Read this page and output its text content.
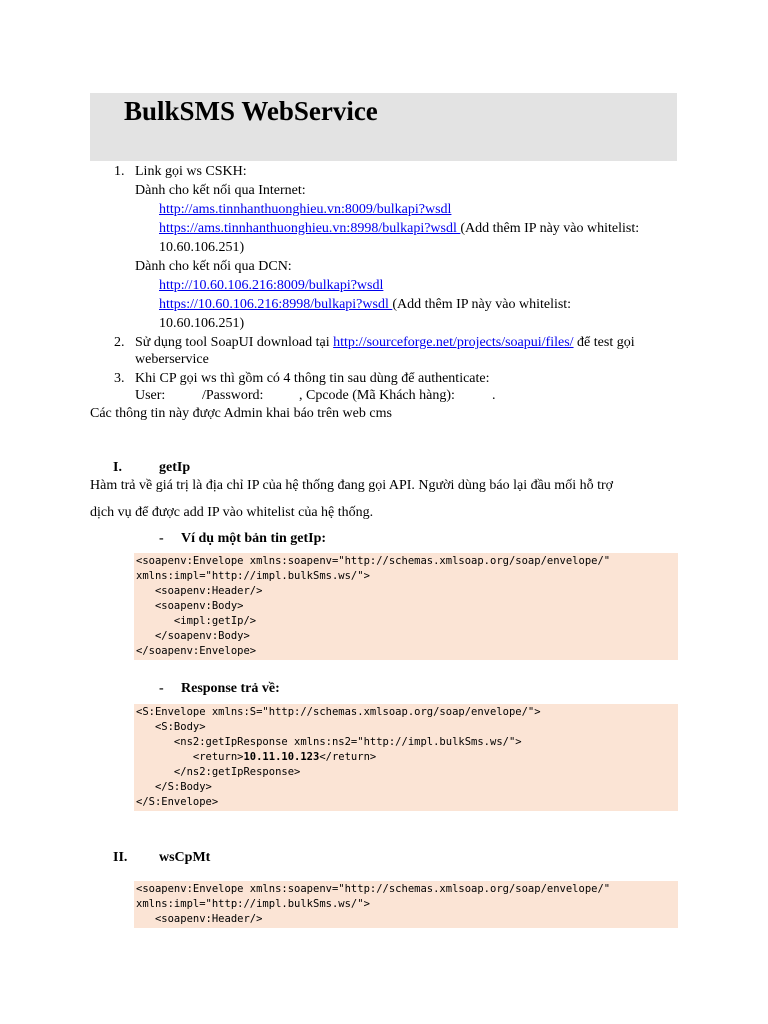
BulkSMS WebService
1. Link gọi ws CSKH:
Dành cho kết nối qua Internet:
http://ams.tinnhanthuonghieu.vn:8009/bulkapi?wsdl
https://ams.tinnhanthuonghieu.vn:8998/bulkapi?wsdl (Add thêm IP này vào whitelist:
10.60.106.251)
Dành cho kết nối qua DCN:
http://10.60.106.216:8009/bulkapi?wsdl
https://10.60.106.216:8998/bulkapi?wsdl (Add thêm IP này vào whitelist:
10.60.106.251)
2. Sử dụng tool SoapUI download tại http://sourceforge.net/projects/soapui/files/ để test gọi
weberservice
3. Khi CP gọi ws thì gồm có 4 thông tin sau dùng để authenticate:
User:	/Password:	, Cpcode (Mã Khách hàng):	.
Các thông tin này được Admin khai báo trên web cms
I.	getIp
Hàm trả về giá trị là địa chỉ IP của hệ thống đang gọi API. Người dùng báo lại đầu mối hỗ trợ
dịch vụ để được add IP vào whitelist của hệ thống.
- Ví dụ một bản tin getIp:
<soapenv:Envelope xmlns:soapenv="http://schemas.xmlsoap.org/soap/envelope/"
xmlns:impl="http://impl.bulkSms.ws/">
<soapenv:Header/>
<soapenv:Body>
<impl:getIp/>
</soapenv:Body>
</soapenv:Envelope>
- Response trả về:
<S:Envelope xmlns:S="http://schemas.xmlsoap.org/soap/envelope/">
<S:Body>
<ns2:getIpResponse xmlns:ns2="http://impl.bulkSms.ws/">
<return>10.11.10.123</return>
</ns2:getIpResponse>
</S:Body>
</S:Envelope>
II. wsCpMt
<soapenv:Envelope xmlns:soapenv="http://schemas.xmlsoap.org/soap/envelope/"
xmlns:impl="http://impl.bulkSms.ws/">
<soapenv:Header/>
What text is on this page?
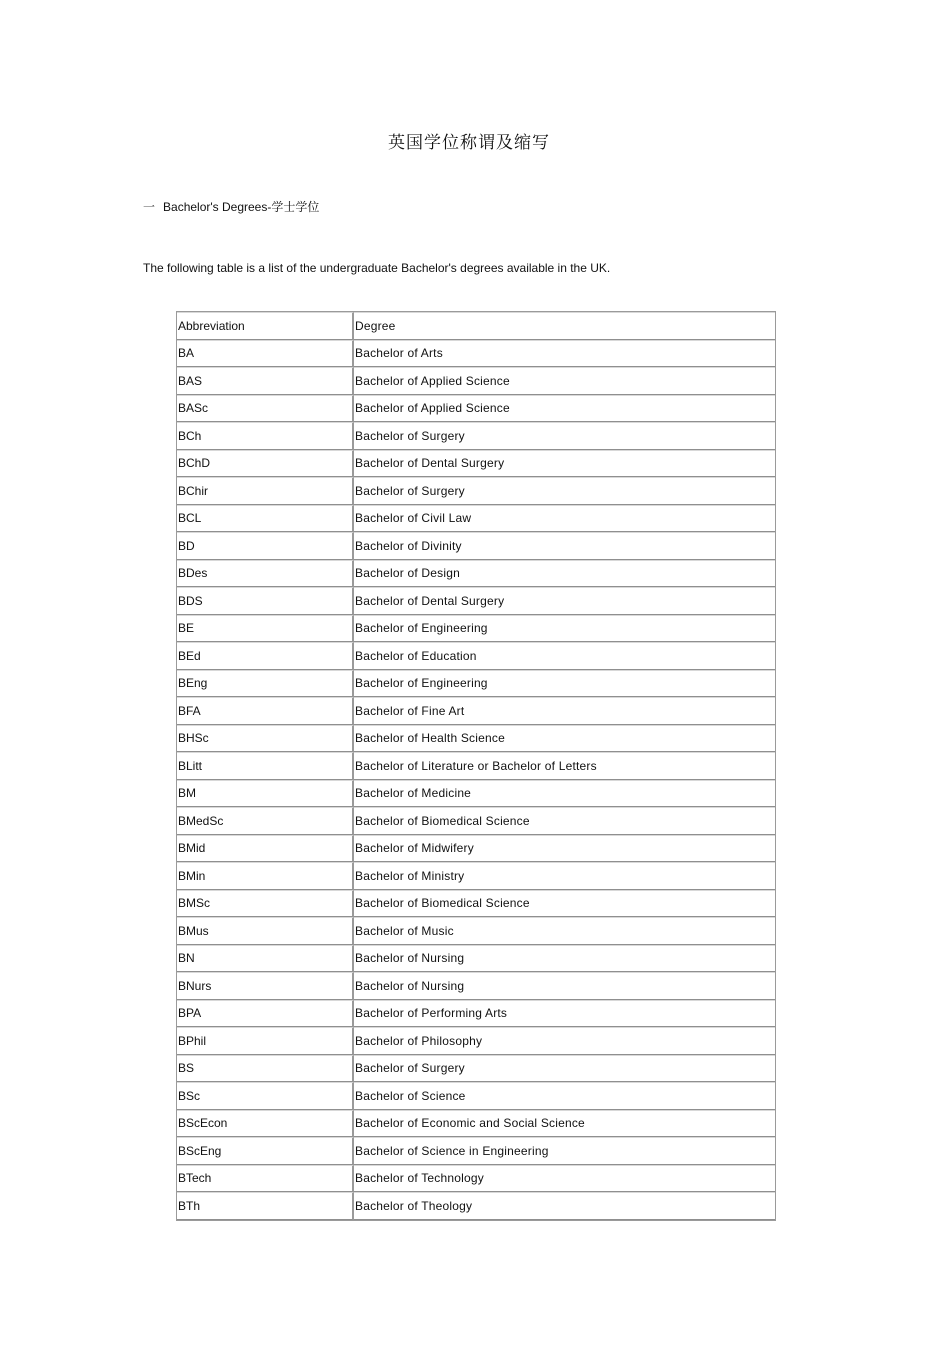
英国学位称谓及缩写
一 Bachelor's Degrees-学士学位
The following table is a list of the undergraduate Bachelor's degrees available in the UK.
Abbreviation	Degree
BA	Bachelor of Arts
BAS	Bachelor of Applied Science
BASc	Bachelor of Applied Science
BCh	Bachelor of Surgery
BChD	Bachelor of Dental Surgery
BChir	Bachelor of Surgery
BCL	Bachelor of Civil Law
BD	Bachelor of Divinity
BDes	Bachelor of Design
BDS	Bachelor of Dental Surgery
BE	Bachelor of Engineering
BEd	Bachelor of Education
BEng	Bachelor of Engineering
BFA	Bachelor of Fine Art
BHSc	Bachelor of Health Science
BLitt	Bachelor of Literature or Bachelor of Letters
BM	Bachelor of Medicine
BMedSc	Bachelor of Biomedical Science
BMid	Bachelor of Midwifery
BMin	Bachelor of Ministry
BMSc	Bachelor of Biomedical Science
BMus	Bachelor of Music
BN	Bachelor of Nursing
BNurs	Bachelor of Nursing
BPA	Bachelor of Performing Arts
BPhil	Bachelor of Philosophy
BS	Bachelor of Surgery
BSc	Bachelor of Science
BScEcon	Bachelor of Economic and Social Science
BScEng	Bachelor of Science in Engineering
BTech	Bachelor of Technology
BTh	Bachelor of Theology
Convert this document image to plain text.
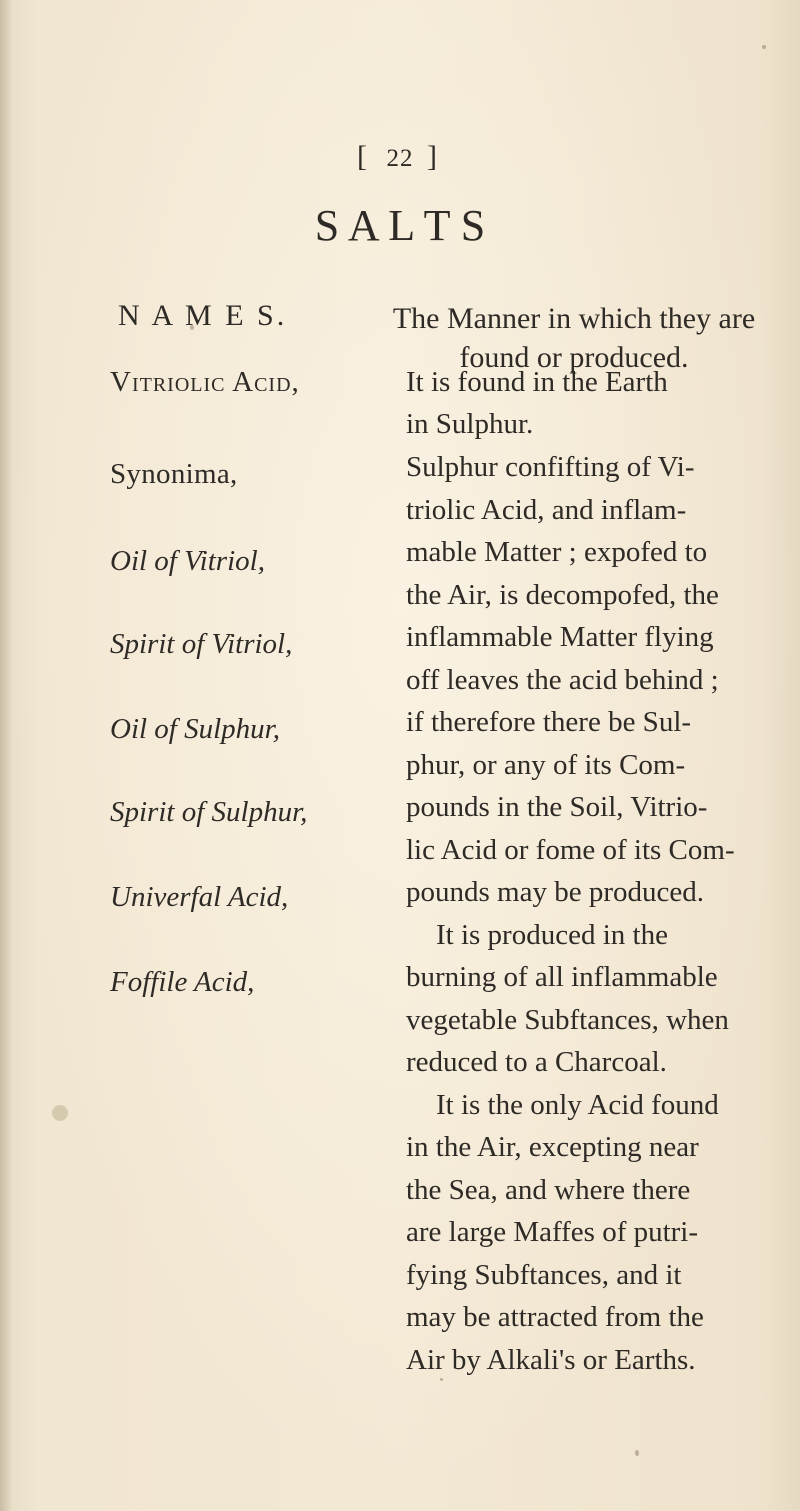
[ 22 ]
S A L T S
N A M E S.	The Manner in which they are found or produced.
Vitriolic Acid,
Synonima,
Oil of Vitriol,
Spirit of Vitriol,
Oil of Sulphur,
Spirit of Sulphur,
Univerfal Acid,
Foffile Acid,
It is found in the Earth
in Sulphur.
Sulphur confifting of Vi-
triolic Acid, and inflam-
mable Matter ; expofed to
the Air, is decompofed, the
inflammable Matter flying
off leaves the acid behind ;
if therefore there be Sul-
phur, or any of its Com-
pounds in the Soil, Vitrio-
lic Acid or fome of its Com-
pounds may be produced.
It is produced in the
burning of all inflammable
vegetable Subftances, when
reduced to a Charcoal.
It is the only Acid found
in the Air, excepting near
the Sea, and where there
are large Maffes of putri-
fying Subftances, and it
may be attracted from the
Air by Alkali's or Earths.
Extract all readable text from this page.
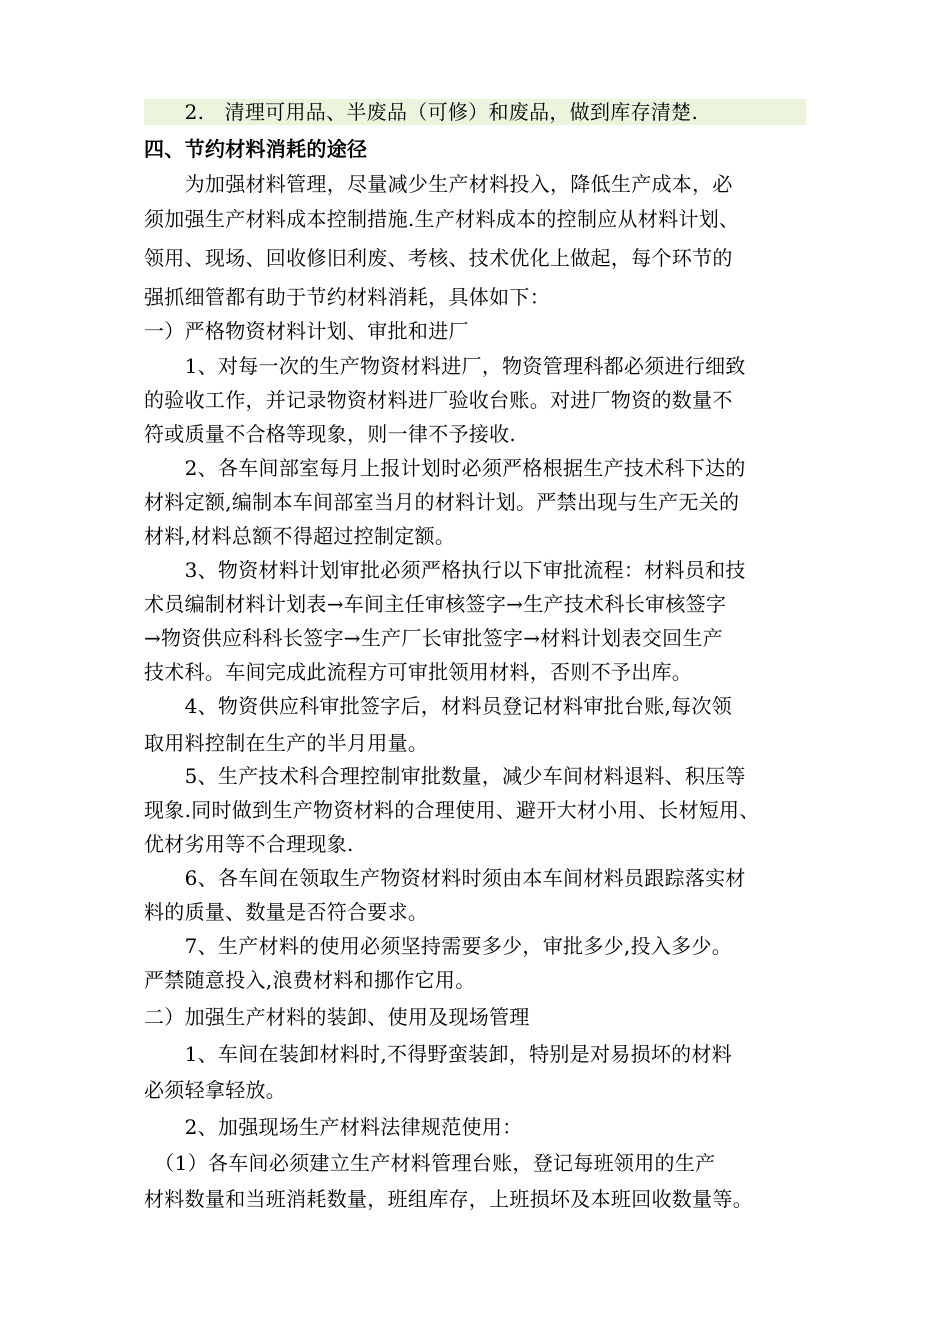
　　2.　清理可用品、半废品（可修）和废品，做到库存清楚.
四、节约材料消耗的途径
　　为加强材料管理，尽量减少生产材料投入，降低生产成本，必
须加强生产材料成本控制措施.生产材料成本的控制应从材料计划、
领用、现场、回收修旧利废、考核、技术优化上做起，每个环节的
强抓细管都有助于节约材料消耗，具体如下：
一）严格物资材料计划、审批和进厂
　　1、对每一次的生产物资材料进厂，物资管理科都必须进行细致
的验收工作，并记录物资材料进厂验收台账。对进厂物资的数量不
符或质量不合格等现象，则一律不予接收.
　　2、各车间部室每月上报计划时必须严格根据生产技术科下达的
材料定额,编制本车间部室当月的材料计划。严禁出现与生产无关的
材料,材料总额不得超过控制定额。
　　3、物资材料计划审批必须严格执行以下审批流程：材料员和技
术员编制材料计划表→车间主任审核签字→生产技术科长审核签字
→物资供应科科长签字→生产厂长审批签字→材料计划表交回生产
技术科。车间完成此流程方可审批领用材料，否则不予出库。
　　4、物资供应科审批签字后，材料员登记材料审批台账,每次领
取用料控制在生产的半月用量。
　　5、生产技术科合理控制审批数量，减少车间材料退料、积压等
现象.同时做到生产物资材料的合理使用、避开大材小用、长材短用、
优材劣用等不合理现象.
　　6、各车间在领取生产物资材料时须由本车间材料员跟踪落实材
料的质量、数量是否符合要求。
　　7、生产材料的使用必须坚持需要多少，审批多少,投入多少。
严禁随意投入,浪费材料和挪作它用。
二）加强生产材料的装卸、使用及现场管理
　　1、车间在装卸材料时,不得野蛮装卸，特别是对易损坏的材料
必须轻拿轻放。
　　2、加强现场生产材料法律规范使用：
　（1）各车间必须建立生产材料管理台账，登记每班领用的生产
材料数量和当班消耗数量，班组库存，上班损坏及本班回收数量等。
________
◆ **DO THIS**: Quote everything in the listing above exactly; pictures are the only thing to omit.

◆ **RESPONSE FOR THIS EXERCISE**:
Read this page and output its text content.
BulkSMS WebService
1. Link gọi ws CSKH:
Dành cho kết nối qua Internet:
http://ams.tinnhanthuonghieu.vn:8009/bulkapi?wsdl
https://ams.tinnhanthuonghieu.vn:8998/bulkapi?wsdl (Add thêm IP này vào whitelist:
10.60.106.251)
Dành cho kết nối qua DCN:
http://10.60.106.216:8009/bulkapi?wsdl
https://10.60.106.216:8998/bulkapi?wsdl (Add thêm IP này vào whitelist:
10.60.106.251)
2. Sử dụng tool SoapUI download tại http://sourceforge.net/projects/soapui/files/ để test gọi
weberservice
3. Khi CP gọi ws thì gồm có 4 thông tin sau dùng để authenticate:
User:	/Password:	, Cpcode (Mã Khách hàng):	.
Các thông tin này được Admin khai báo trên web cms
I.	getIp
Hàm trả về giá trị là địa chỉ IP của hệ thống đang gọi API. Người dùng báo lại đầu mối hỗ trợ
dịch vụ để được add IP vào whitelist của hệ thống.
- Ví dụ một bản tin getIp:
<soapenv:Envelope xmlns:soapenv="http://schemas.xmlsoap.org/soap/envelope/"
xmlns:impl="http://impl.bulkSms.ws/">
<soapenv:Header/>
<soapenv:Body>
<impl:getIp/>
</soapenv:Body>
</soapenv:Envelope>
- Response trả về:
<S:Envelope xmlns:S="http://schemas.xmlsoap.org/soap/envelope/">
<S:Body>
<ns2:getIpResponse xmlns:ns2="http://impl.bulkSms.ws/">
<return>10.11.10.123</return>
</ns2:getIpResponse>
</S:Body>
</S:Envelope>
II. wsCpMt
<soapenv:Envelope xmlns:soapenv="http://schemas.xmlsoap.org/soap/envelope/"
xmlns:impl="http://impl.bulkSms.ws/">
<soapenv:Header/>
What text is on this page?
英国学位称谓及缩写
一 Bachelor's Degrees-学士学位
The following table is a list of the undergraduate Bachelor's degrees available in the UK.
Abbreviation	Degree
BA	Bachelor of Arts
BAS	Bachelor of Applied Science
BASc	Bachelor of Applied Science
BCh	Bachelor of Surgery
BChD	Bachelor of Dental Surgery
BChir	Bachelor of Surgery
BCL	Bachelor of Civil Law
BD	Bachelor of Divinity
BDes	Bachelor of Design
BDS	Bachelor of Dental Surgery
BE	Bachelor of Engineering
BEd	Bachelor of Education
BEng	Bachelor of Engineering
BFA	Bachelor of Fine Art
BHSc	Bachelor of Health Science
BLitt	Bachelor of Literature or Bachelor of Letters
BM	Bachelor of Medicine
BMedSc	Bachelor of Biomedical Science
BMid	Bachelor of Midwifery
BMin	Bachelor of Ministry
BMSc	Bachelor of Biomedical Science
BMus	Bachelor of Music
BN	Bachelor of Nursing
BNurs	Bachelor of Nursing
BPA	Bachelor of Performing Arts
BPhil	Bachelor of Philosophy
BS	Bachelor of Surgery
BSc	Bachelor of Science
BScEcon	Bachelor of Economic and Social Science
BScEng	Bachelor of Science in Engineering
BTech	Bachelor of Technology
BTh	Bachelor of Theology
Convert this document image to plain text.
[ 22 ]
S A L T S
N A M E S.	The Manner in which they are found or produced.
Vitriolic Acid,
Synonima,
Oil of Vitriol,
Spirit of Vitriol,
Oil of Sulphur,
Spirit of Sulphur,
Univerfal Acid,
Foffile Acid,
It is found in the Earth
in Sulphur.
Sulphur confifting of Vi-
triolic Acid, and inflam-
mable Matter ; expofed to
the Air, is decompofed, the
inflammable Matter flying
off leaves the acid behind ;
if therefore there be Sul-
phur, or any of its Com-
pounds in the Soil, Vitrio-
lic Acid or fome of its Com-
pounds may be produced.
It is produced in the
burning of all inflammable
vegetable Subftances, when
reduced to a Charcoal.
It is the only Acid found
in the Air, excepting near
the Sea, and where there
are large Maffes of putri-
fying Subftances, and it
may be attracted from the
Air by Alkali's or Earths.
Extract all readable text from this page.
　　2.　清理可用品、半废品（可修）和废品，做到库存清楚.
四、节约材料消耗的途径
　　为加强材料管理，尽量减少生产材料投入，降低生产成本，必
须加强生产材料成本控制措施.生产材料成本的控制应从材料计划、
领用、现场、回收修旧利废、考核、技术优化上做起，每个环节的
强抓细管都有助于节约材料消耗，具体如下：
一）严格物资材料计划、审批和进厂
　　1、对每一次的生产物资材料进厂，物资管理科都必须进行细致
的验收工作，并记录物资材料进厂验收台账。对进厂物资的数量不
符或质量不合格等现象，则一律不予接收.
　　2、各车间部室每月上报计划时必须严格根据生产技术科下达的
材料定额,编制本车间部室当月的材料计划。严禁出现与生产无关的
材料,材料总额不得超过控制定额。
　　3、物资材料计划审批必须严格执行以下审批流程：材料员和技
术员编制材料计划表→车间主任审核签字→生产技术科长审核签字
→物资供应科科长签字→生产厂长审批签字→材料计划表交回生产
技术科。车间完成此流程方可审批领用材料，否则不予出库。
　　4、物资供应科审批签字后，材料员登记材料审批台账,每次领
取用料控制在生产的半月用量。
　　5、生产技术科合理控制审批数量，减少车间材料退料、积压等
现象.同时做到生产物资材料的合理使用、避开大材小用、长材短用、
优材劣用等不合理现象.
　　6、各车间在领取生产物资材料时须由本车间材料员跟踪落实材
料的质量、数量是否符合要求。
　　7、生产材料的使用必须坚持需要多少，审批多少,投入多少。
严禁随意投入,浪费材料和挪作它用。
二）加强生产材料的装卸、使用及现场管理
　　1、车间在装卸材料时,不得野蛮装卸，特别是对易损坏的材料
必须轻拿轻放。
　　2、加强现场生产材料法律规范使用：
　（1）各车间必须建立生产材料管理台账，登记每班领用的生产
材料数量和当班消耗数量，班组库存，上班损坏及本班回收数量等。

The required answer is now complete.